**TASK OBJECTIVE**:
In the material below, find each line holding the string "icon" and copy it.

-*-*-

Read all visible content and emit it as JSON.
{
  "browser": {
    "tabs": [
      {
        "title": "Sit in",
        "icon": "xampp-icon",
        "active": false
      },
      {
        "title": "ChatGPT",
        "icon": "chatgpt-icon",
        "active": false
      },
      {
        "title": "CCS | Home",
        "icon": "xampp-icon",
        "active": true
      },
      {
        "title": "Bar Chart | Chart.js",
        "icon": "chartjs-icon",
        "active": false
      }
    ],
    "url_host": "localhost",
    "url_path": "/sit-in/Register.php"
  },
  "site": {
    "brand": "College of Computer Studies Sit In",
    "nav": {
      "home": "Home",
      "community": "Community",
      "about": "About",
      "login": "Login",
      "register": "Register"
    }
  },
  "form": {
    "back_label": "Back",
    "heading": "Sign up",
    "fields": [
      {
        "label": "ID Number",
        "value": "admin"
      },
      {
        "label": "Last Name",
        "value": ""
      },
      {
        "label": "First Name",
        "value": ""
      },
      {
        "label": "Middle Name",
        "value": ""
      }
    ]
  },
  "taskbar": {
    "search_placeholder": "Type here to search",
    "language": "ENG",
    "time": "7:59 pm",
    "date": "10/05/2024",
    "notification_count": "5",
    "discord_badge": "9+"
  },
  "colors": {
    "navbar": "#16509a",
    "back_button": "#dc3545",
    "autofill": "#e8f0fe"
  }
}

-*-*-

**FINISHED ANSWER**:
        "icon": "xampp-icon",
        "icon": "chatgpt-icon",
        "icon": "xampp-icon",
        "icon": "chartjs-icon",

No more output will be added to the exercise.